## START
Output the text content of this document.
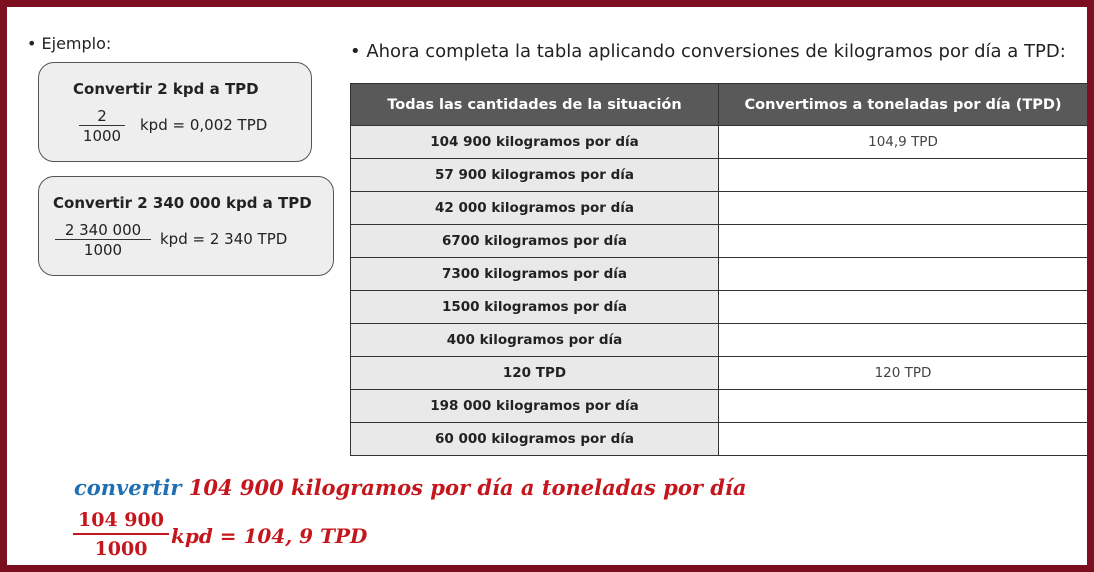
• Ejemplo:	• Ahora completa la tabla aplicando conversiones de kilogramos por día a TPD:
Convertir 2 kpd a TPD
$\frac{2}{1000}$ kpd = 0,002 TPD
Convertir 2 340 000 kpd a TPD
$\frac{2 340 000}{1000}$ kpd = 2 340 TPD
Todas las cantidades de la situación	Convertimos a toneladas por día (TPD)
104 900 kilogramos por día	104,9 TPD
57 900 kilogramos por día	
42 000 kilogramos por día	
6700 kilogramos por día	
7300 kilogramos por día	
1500 kilogramos por día	
400 kilogramos por día	
120 TPD	120 TPD
198 000 kilogramos por día	
60 000 kilogramos por día	
convertir 104 900 kilogramos por día a toneladas por día
$\frac{104 900}{1000}$ kpd = 104, 9 TPD
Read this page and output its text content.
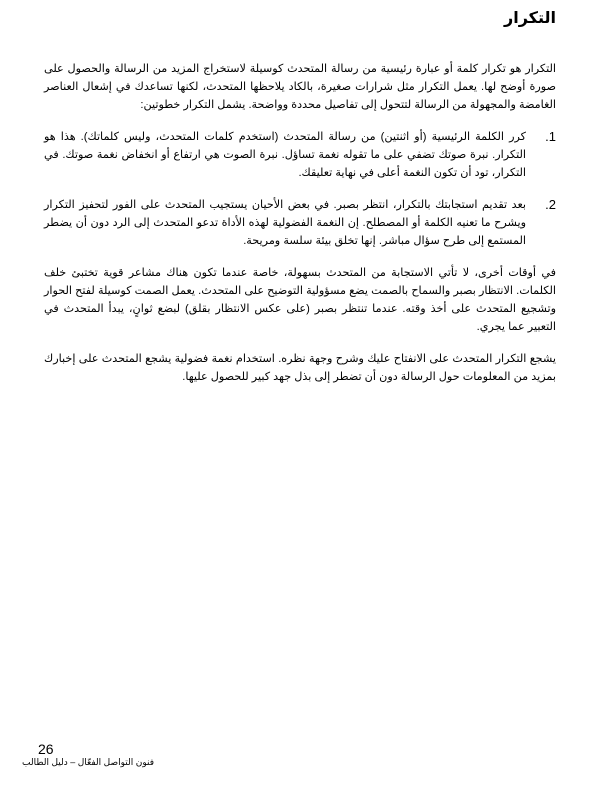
التكرار

التكرار هو تكرار كلمة أو عبارة رئيسية من رسالة المتحدث كوسيلة لاستخراج المزيد من الرسالة والحصول على صورة أوضح لها. يعمل التكرار مثل شرارات صغيرة، بالكاد يلاحظها المتحدث، لكنها تساعدك في إشعال العناصر الغامضة والمجهولة من الرسالة لتتحول إلى تفاصيل محددة وواضحة. يشمل التكرار خطوتين:

1.
كرر الكلمة الرئيسية (أو اثنتين) من رسالة المتحدث (استخدم كلمات المتحدث، وليس كلماتك). هذا هو التكرار. نبرة صوتك تضفي على ما تقوله نغمة تساؤل. نبرة الصوت هي ارتفاع أو انخفاض نغمة صوتك. في التكرار، تود أن تكون النغمة أعلى في نهاية تعليقك.
2.
بعد تقديم استجابتك بالتكرار، انتظر بصبر. في بعض الأحيان يستجيب المتحدث على الفور لتحفيز التكرار ويشرح ما تعنيه الكلمة أو المصطلح. إن النغمة الفضولية لهذه الأداة تدعو المتحدث إلى الرد دون أن يضطر المستمع إلى طرح سؤال مباشر. إنها تخلق بيئة سلسة ومريحة.

في أوقات أخرى، لا تأتي الاستجابة من المتحدث بسهولة، خاصة عندما تكون هناك مشاعر قوية تختبئ خلف الكلمات. الانتظار بصبر والسماح بالصمت يضع مسؤولية التوضيح على المتحدث. يعمل الصمت كوسيلة لفتح الحوار وتشجيع المتحدث على أخذ وقته. عندما تنتظر بصبر (على عكس الانتظار بقلق) لبضع ثوانٍ، يبدأ المتحدث في التعبير عما يجري.

يشجع التكرار المتحدث على الانفتاح عليك وشرح وجهة نظره. استخدام نغمة فضولية يشجع المتحدث على إخبارك بمزيد من المعلومات حول الرسالة دون أن تضطر إلى بذل جهد كبير للحصول عليها.

26
فنون التواصل الفعّال – دليل الطالب
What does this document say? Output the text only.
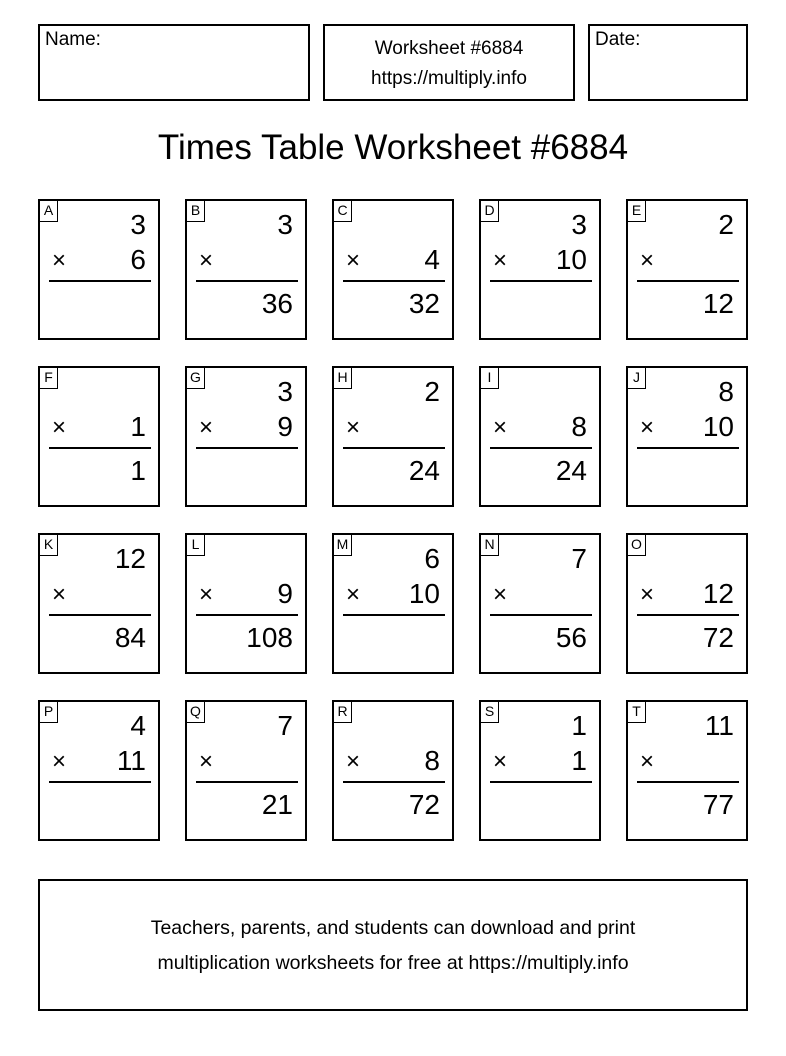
Name:	Worksheet #6884
https://multiply.info
Date:
Times Table Worksheet #6884
A	3
× 6
B	3
×
36
C
× 4
32
D	3
× 10
E	2
×
12
F
× 1
1
G	3
× 9
H	2
×
24
I
× 8
24
J	8
× 10
K 12
×
84
L
× 9
108
M	6
× 10
N	7
×
56
O
× 12
72
P	4
× 11
Q	7
×
21
R
× 8
72
S	1
× 1
T 11
×
77
Teachers, parents, and students can download and print
multiplication worksheets for free at https://multiply.info
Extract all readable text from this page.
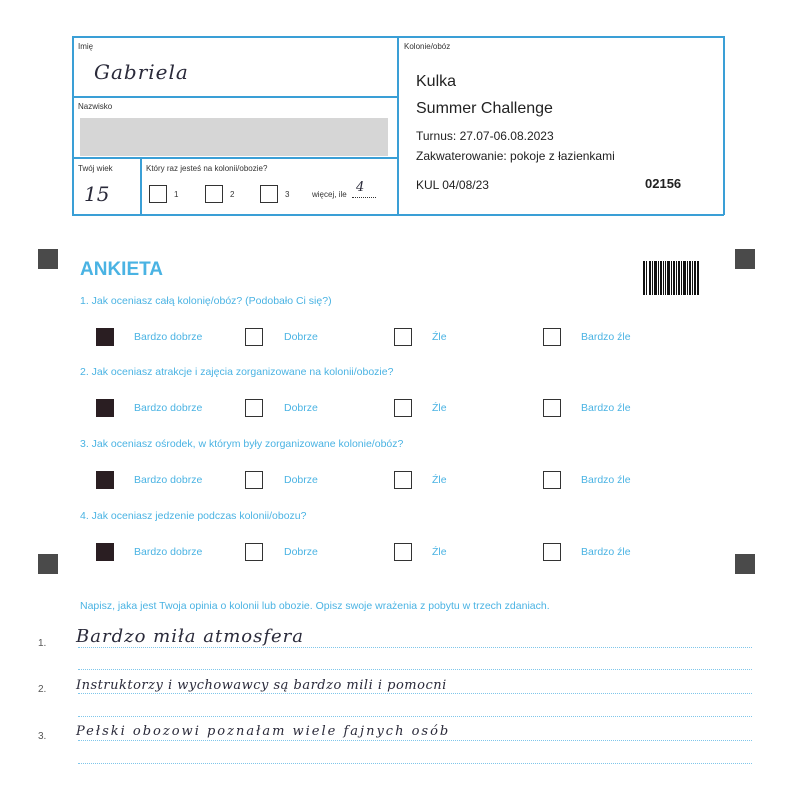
Imię
Gabriela
Nazwisko
Twój wiek
15
Który raz jesteś na kolonii/obozie?
1	2	3	więcej, ile 4
Kolonie/obóz
Kulka
Summer Challenge
Turnus: 27.07-06.08.2023
Zakwaterowanie: pokoje z łazienkami
KUL 04/08/23	02156
ANKIETA
1. Jak oceniasz całą kolonię/obóz? (Podobało Ci się?)
Bardzo dobrze	Dobrze	Źle	Bardzo źle
2. Jak oceniasz atrakcje i zajęcia zorganizowane na kolonii/obozie?
Bardzo dobrze	Dobrze	Źle	Bardzo źle
3. Jak oceniasz ośrodek, w którym były zorganizowane kolonie/obóz?
Bardzo dobrze	Dobrze	Źle	Bardzo źle
4. Jak oceniasz jedzenie podczas kolonii/obozu?
Bardzo dobrze	Dobrze	Źle	Bardzo źle
Napisz, jaka jest Twoja opinia o kolonii lub obozie. Opisz swoje wrażenia z pobytu w trzech zdaniach.
1. Bardzo miła atmosfera
2. Instruktorzy i wychowawcy są bardzo mili i pomocni
3. Pełski obozowi poznałam wiele fajnych osób
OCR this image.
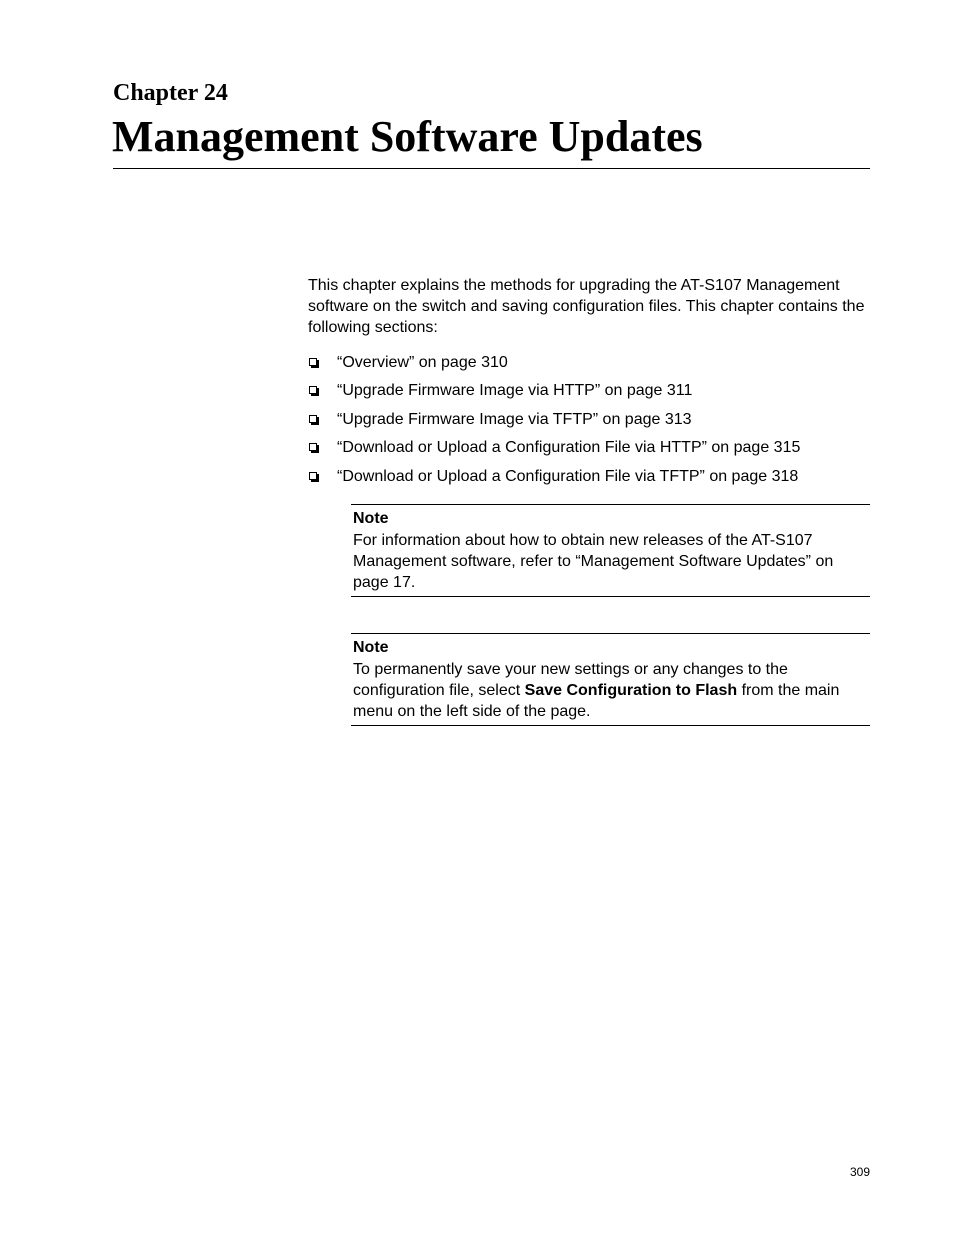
Chapter 24
Management Software Updates

This chapter explains the methods for upgrading the AT-S107 Management software on the switch and saving configuration files. This chapter contains the following sections:

“Overview” on page 310
“Upgrade Firmware Image via HTTP” on page 311
“Upgrade Firmware Image via TFTP” on page 313
“Download or Upload a Configuration File via HTTP” on page 315
“Download or Upload a Configuration File via TFTP” on page 318
Note
For information about how to obtain new releases of the AT-S107 Management software, refer to “Management Software Updates” on page 17.
Note
To permanently save your new settings or any changes to the configuration file, select Save Configuration to Flash from the main menu on the left side of the page.
309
## END
DIRECTIONS: Give back the whole listing as it stands, minus its pictures.

THE RESULT:
Output the text content of this document.
• Ejemplo:	• Ahora completa la tabla aplicando conversiones de kilogramos por día a TPD:
Convertir 2 kpd a TPD
$\frac{2}{1000}$ kpd = 0,002 TPD
Convertir 2 340 000 kpd a TPD
$\frac{2 340 000}{1000}$ kpd = 2 340 TPD
Todas las cantidades de la situación	Convertimos a toneladas por día (TPD)
104 900 kilogramos por día	104,9 TPD
57 900 kilogramos por día	
42 000 kilogramos por día	
6700 kilogramos por día	
7300 kilogramos por día	
1500 kilogramos por día	
400 kilogramos por día	
120 TPD	120 TPD
198 000 kilogramos por día	
60 000 kilogramos por día	
convertir 104 900 kilogramos por día a toneladas por día
$\frac{104 900}{1000}$ kpd = 104, 9 TPD
Read this page and output its text content.
التكرار

التكرار هو تكرار كلمة أو عبارة رئيسية من رسالة المتحدث كوسيلة لاستخراج المزيد من الرسالة والحصول على صورة أوضح لها. يعمل التكرار مثل شرارات صغيرة، بالكاد يلاحظها المتحدث، لكنها تساعدك في إشعال العناصر الغامضة والمجهولة من الرسالة لتتحول إلى تفاصيل محددة وواضحة. يشمل التكرار خطوتين:

1.
كرر الكلمة الرئيسية (أو اثنتين) من رسالة المتحدث (استخدم كلمات المتحدث، وليس كلماتك). هذا هو التكرار. نبرة صوتك تضفي على ما تقوله نغمة تساؤل. نبرة الصوت هي ارتفاع أو انخفاض نغمة صوتك. في التكرار، تود أن تكون النغمة أعلى في نهاية تعليقك.
2.
بعد تقديم استجابتك بالتكرار، انتظر بصبر. في بعض الأحيان يستجيب المتحدث على الفور لتحفيز التكرار ويشرح ما تعنيه الكلمة أو المصطلح. إن النغمة الفضولية لهذه الأداة تدعو المتحدث إلى الرد دون أن يضطر المستمع إلى طرح سؤال مباشر. إنها تخلق بيئة سلسة ومريحة.

في أوقات أخرى، لا تأتي الاستجابة من المتحدث بسهولة، خاصة عندما تكون هناك مشاعر قوية تختبئ خلف الكلمات. الانتظار بصبر والسماح بالصمت يضع مسؤولية التوضيح على المتحدث. يعمل الصمت كوسيلة لفتح الحوار وتشجيع المتحدث على أخذ وقته. عندما تنتظر بصبر (على عكس الانتظار بقلق) لبضع ثوانٍ، يبدأ المتحدث في التعبير عما يجري.

يشجع التكرار المتحدث على الانفتاح عليك وشرح وجهة نظره. استخدام نغمة فضولية يشجع المتحدث على إخبارك بمزيد من المعلومات حول الرسالة دون أن تضطر إلى بذل جهد كبير للحصول عليها.

26
فنون التواصل الفعّال – دليل الطالب
What does this document say? Output the text only.
Name:	Worksheet #6884
https://multiply.info
Date:
Times Table Worksheet #6884
A	3
× 6
B	3
×
36
C
× 4
32
D	3
× 10
E	2
×
12
F
× 1
1
G	3
× 9
H	2
×
24
I
× 8
24
J	8
× 10
K 12
×
84
L
× 9
108
M	6
× 10
N	7
×
56
O
× 12
72
P	4
× 11
Q	7
×
21
R
× 8
72
S	1
× 1
T 11
×
77
Teachers, parents, and students can download and print
multiplication worksheets for free at https://multiply.info
Extract all readable text from this page.
Imię
Gabriela
Nazwisko
Twój wiek
15
Który raz jesteś na kolonii/obozie?
1	2	3	więcej, ile 4
Kolonie/obóz
Kulka
Summer Challenge
Turnus: 27.07-06.08.2023
Zakwaterowanie: pokoje z łazienkami
KUL 04/08/23	02156
ANKIETA
1. Jak oceniasz całą kolonię/obóz? (Podobało Ci się?)
Bardzo dobrze	Dobrze	Źle	Bardzo źle
2. Jak oceniasz atrakcje i zajęcia zorganizowane na kolonii/obozie?
Bardzo dobrze	Dobrze	Źle	Bardzo źle
3. Jak oceniasz ośrodek, w którym były zorganizowane kolonie/obóz?
Bardzo dobrze	Dobrze	Źle	Bardzo źle
4. Jak oceniasz jedzenie podczas kolonii/obozu?
Bardzo dobrze	Dobrze	Źle	Bardzo źle
Napisz, jaka jest Twoja opinia o kolonii lub obozie. Opisz swoje wrażenia z pobytu w trzech zdaniach.
1. Bardzo miła atmosfera
2. Instruktorzy i wychowawcy są bardzo mili i pomocni
3. Pełski obozowi poznałam wiele fajnych osób
OCR this image.
Chapter 24
Management Software Updates

This chapter explains the methods for upgrading the AT-S107 Management software on the switch and saving configuration files. This chapter contains the following sections:

“Overview” on page 310
“Upgrade Firmware Image via HTTP” on page 311
“Upgrade Firmware Image via TFTP” on page 313
“Download or Upload a Configuration File via HTTP” on page 315
“Download or Upload a Configuration File via TFTP” on page 318
Note
For information about how to obtain new releases of the AT-S107 Management software, refer to “Management Software Updates” on page 17.
Note
To permanently save your new settings or any changes to the configuration file, select Save Configuration to Flash from the main menu on the left side of the page.
309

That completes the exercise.